REQUIREMENT: In the listing below, find every line containing "scatter" and copy it out.

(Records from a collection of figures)
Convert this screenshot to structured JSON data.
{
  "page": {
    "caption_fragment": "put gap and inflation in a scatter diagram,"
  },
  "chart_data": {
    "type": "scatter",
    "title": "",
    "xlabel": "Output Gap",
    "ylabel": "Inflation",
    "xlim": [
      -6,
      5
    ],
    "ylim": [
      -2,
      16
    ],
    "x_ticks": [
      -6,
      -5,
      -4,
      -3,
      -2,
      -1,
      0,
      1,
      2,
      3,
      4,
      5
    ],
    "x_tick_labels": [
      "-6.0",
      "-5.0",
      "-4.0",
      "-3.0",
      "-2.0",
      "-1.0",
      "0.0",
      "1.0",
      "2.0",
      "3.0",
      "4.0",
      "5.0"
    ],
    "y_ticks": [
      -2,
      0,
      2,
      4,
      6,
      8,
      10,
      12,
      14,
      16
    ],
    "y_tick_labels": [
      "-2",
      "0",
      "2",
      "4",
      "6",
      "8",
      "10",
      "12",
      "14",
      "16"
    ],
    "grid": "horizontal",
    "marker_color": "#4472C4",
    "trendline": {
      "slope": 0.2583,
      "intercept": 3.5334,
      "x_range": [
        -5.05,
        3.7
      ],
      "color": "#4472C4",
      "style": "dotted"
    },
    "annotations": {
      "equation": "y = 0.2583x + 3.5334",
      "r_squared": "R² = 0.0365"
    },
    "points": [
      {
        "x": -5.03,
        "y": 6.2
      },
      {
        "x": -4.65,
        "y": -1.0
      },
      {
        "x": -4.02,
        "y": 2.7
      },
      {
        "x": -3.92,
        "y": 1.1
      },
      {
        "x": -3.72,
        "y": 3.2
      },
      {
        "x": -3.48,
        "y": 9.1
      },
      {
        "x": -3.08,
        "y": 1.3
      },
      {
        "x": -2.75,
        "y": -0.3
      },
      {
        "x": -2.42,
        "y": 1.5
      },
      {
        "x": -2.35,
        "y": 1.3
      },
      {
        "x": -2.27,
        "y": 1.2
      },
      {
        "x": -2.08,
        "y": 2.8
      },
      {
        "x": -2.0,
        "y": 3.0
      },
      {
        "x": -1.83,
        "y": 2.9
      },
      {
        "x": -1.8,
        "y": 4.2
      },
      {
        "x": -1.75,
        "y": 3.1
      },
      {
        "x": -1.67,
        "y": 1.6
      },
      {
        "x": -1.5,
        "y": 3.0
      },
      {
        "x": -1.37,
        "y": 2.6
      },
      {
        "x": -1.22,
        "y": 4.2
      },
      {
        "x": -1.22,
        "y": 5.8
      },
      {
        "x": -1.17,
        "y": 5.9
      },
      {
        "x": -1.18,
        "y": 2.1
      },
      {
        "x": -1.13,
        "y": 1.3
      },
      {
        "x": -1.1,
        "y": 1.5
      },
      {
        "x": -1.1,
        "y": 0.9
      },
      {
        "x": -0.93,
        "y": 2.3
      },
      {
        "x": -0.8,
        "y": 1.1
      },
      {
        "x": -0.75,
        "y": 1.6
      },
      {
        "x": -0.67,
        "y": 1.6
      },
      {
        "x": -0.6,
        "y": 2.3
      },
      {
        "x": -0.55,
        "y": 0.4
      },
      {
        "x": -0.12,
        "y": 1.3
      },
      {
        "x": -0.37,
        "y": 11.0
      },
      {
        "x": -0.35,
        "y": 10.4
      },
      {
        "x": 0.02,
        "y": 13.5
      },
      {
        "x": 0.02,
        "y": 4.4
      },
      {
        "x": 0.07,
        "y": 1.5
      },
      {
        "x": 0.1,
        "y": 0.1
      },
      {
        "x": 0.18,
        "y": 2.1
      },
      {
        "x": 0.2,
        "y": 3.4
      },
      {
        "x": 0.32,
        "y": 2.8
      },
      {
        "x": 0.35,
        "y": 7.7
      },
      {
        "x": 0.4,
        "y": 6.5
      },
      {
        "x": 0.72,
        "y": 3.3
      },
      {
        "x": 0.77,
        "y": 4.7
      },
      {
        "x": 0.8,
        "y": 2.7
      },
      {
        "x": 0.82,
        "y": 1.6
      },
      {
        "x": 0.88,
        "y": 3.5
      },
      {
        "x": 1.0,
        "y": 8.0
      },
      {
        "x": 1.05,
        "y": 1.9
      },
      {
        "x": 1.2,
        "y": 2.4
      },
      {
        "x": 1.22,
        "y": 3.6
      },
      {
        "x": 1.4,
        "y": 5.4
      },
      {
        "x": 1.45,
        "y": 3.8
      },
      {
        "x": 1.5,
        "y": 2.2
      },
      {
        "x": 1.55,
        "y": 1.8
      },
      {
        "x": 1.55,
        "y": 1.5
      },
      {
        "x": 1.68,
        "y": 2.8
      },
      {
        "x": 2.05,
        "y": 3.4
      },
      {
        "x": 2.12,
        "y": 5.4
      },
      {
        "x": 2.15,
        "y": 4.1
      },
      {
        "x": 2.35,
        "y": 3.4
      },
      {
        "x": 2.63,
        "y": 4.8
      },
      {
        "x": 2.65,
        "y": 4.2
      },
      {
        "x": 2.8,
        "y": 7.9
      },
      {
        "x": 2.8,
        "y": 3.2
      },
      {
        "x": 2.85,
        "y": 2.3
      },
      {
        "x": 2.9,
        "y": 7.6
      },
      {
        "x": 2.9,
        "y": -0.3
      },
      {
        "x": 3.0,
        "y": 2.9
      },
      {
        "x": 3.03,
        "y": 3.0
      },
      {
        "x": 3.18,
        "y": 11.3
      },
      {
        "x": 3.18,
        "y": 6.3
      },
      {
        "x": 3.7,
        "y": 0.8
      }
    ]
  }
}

EXERCISE RESPONSE:
    "caption_fragment": "put gap and inflation in a scatter diagram,"
    "type": "scatter",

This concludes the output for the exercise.